> [EXTRACTED INFORMATION]:
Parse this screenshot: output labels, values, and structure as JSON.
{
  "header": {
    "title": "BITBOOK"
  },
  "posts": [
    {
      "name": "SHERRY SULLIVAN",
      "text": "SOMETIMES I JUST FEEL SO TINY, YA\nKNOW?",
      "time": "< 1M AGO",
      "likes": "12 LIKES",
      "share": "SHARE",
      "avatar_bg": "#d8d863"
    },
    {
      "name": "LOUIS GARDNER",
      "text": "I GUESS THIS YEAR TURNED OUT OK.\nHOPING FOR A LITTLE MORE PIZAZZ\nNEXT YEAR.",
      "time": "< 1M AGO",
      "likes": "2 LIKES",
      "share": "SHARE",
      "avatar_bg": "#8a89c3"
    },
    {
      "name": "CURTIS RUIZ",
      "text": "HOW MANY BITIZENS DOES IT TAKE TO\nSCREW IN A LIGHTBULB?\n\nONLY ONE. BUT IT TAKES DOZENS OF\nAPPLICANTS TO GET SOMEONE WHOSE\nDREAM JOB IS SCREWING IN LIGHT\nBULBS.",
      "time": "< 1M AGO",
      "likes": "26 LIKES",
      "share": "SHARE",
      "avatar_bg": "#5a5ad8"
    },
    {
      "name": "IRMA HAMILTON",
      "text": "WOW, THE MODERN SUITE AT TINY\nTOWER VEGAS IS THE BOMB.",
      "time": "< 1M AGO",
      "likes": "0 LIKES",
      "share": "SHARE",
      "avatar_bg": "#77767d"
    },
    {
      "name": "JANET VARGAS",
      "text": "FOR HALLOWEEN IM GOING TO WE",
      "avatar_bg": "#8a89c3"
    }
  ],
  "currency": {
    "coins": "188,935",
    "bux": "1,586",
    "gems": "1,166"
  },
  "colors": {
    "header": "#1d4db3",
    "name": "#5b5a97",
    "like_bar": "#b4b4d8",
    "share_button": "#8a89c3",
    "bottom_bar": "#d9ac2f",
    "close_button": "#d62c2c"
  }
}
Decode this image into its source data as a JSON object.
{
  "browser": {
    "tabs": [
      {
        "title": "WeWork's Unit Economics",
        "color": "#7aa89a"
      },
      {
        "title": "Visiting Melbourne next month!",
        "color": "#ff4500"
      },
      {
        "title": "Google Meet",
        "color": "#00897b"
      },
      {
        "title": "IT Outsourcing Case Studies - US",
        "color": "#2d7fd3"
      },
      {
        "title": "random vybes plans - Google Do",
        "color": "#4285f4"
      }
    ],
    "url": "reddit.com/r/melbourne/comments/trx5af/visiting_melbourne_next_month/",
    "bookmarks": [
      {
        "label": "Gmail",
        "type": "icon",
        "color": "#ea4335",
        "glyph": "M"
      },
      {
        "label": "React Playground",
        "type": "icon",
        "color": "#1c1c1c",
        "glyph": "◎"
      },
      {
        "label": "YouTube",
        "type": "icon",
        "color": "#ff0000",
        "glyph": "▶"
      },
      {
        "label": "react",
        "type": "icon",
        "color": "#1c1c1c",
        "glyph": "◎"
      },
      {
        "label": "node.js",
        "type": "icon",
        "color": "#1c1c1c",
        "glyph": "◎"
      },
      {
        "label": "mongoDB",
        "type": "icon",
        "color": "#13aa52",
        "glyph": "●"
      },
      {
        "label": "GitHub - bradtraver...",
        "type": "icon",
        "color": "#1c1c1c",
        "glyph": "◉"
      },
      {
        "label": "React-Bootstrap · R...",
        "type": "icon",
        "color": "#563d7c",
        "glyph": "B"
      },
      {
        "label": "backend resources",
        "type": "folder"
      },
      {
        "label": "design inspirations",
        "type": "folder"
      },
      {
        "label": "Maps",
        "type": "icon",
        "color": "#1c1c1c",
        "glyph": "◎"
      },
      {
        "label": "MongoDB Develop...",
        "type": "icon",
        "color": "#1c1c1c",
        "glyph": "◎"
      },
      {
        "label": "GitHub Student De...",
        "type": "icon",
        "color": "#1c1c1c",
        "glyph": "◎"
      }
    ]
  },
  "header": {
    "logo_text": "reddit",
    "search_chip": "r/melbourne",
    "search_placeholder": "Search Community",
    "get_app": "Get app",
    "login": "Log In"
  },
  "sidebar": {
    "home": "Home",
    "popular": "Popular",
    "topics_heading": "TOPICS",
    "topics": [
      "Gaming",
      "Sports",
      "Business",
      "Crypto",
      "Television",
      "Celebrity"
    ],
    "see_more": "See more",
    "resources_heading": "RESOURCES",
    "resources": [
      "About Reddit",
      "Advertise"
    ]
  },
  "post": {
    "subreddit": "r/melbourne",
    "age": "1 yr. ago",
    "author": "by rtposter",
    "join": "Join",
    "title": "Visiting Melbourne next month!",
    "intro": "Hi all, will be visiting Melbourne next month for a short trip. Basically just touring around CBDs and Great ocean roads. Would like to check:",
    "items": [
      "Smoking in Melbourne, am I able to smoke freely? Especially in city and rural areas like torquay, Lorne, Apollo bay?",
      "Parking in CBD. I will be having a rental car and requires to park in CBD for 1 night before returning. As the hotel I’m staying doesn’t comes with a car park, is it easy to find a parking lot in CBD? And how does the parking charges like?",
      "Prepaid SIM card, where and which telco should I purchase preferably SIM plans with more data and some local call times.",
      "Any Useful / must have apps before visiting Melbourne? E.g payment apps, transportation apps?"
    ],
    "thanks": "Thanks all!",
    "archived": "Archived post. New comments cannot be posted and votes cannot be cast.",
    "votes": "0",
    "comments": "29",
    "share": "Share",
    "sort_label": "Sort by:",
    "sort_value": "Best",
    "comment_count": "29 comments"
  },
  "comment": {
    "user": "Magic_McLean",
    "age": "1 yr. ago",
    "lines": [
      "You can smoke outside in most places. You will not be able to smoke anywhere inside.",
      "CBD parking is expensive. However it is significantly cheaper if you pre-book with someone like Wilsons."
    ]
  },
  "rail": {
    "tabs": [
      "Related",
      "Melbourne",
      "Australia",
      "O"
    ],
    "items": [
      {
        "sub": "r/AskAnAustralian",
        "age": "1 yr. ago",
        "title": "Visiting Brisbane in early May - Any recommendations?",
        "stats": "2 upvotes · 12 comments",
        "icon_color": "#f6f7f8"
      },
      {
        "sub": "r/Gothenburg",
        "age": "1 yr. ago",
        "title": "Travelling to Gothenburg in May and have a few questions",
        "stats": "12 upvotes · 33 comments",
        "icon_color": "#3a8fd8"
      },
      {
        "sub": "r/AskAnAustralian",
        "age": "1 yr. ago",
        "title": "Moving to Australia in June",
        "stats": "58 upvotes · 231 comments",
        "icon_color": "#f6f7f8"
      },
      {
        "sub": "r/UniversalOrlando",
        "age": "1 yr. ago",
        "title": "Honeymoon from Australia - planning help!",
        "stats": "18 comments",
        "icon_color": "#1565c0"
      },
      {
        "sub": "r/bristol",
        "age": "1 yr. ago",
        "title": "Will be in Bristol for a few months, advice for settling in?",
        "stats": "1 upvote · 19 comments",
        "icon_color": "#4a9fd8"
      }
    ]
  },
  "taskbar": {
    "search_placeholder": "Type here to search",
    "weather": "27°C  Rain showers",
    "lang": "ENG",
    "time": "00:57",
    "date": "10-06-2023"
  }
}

> [GIVEN EXERCISE]: Identify each line of the material where the word "smoke" shows up, and copy it.

> [EXERCISE SOLUTION]:
      "Smoking in Melbourne, am I able to smoke freely? Especially in city and rural areas like torquay, Lorne, Apollo bay?",
      "You can smoke outside in most places. You will not be able to smoke anywhere inside.",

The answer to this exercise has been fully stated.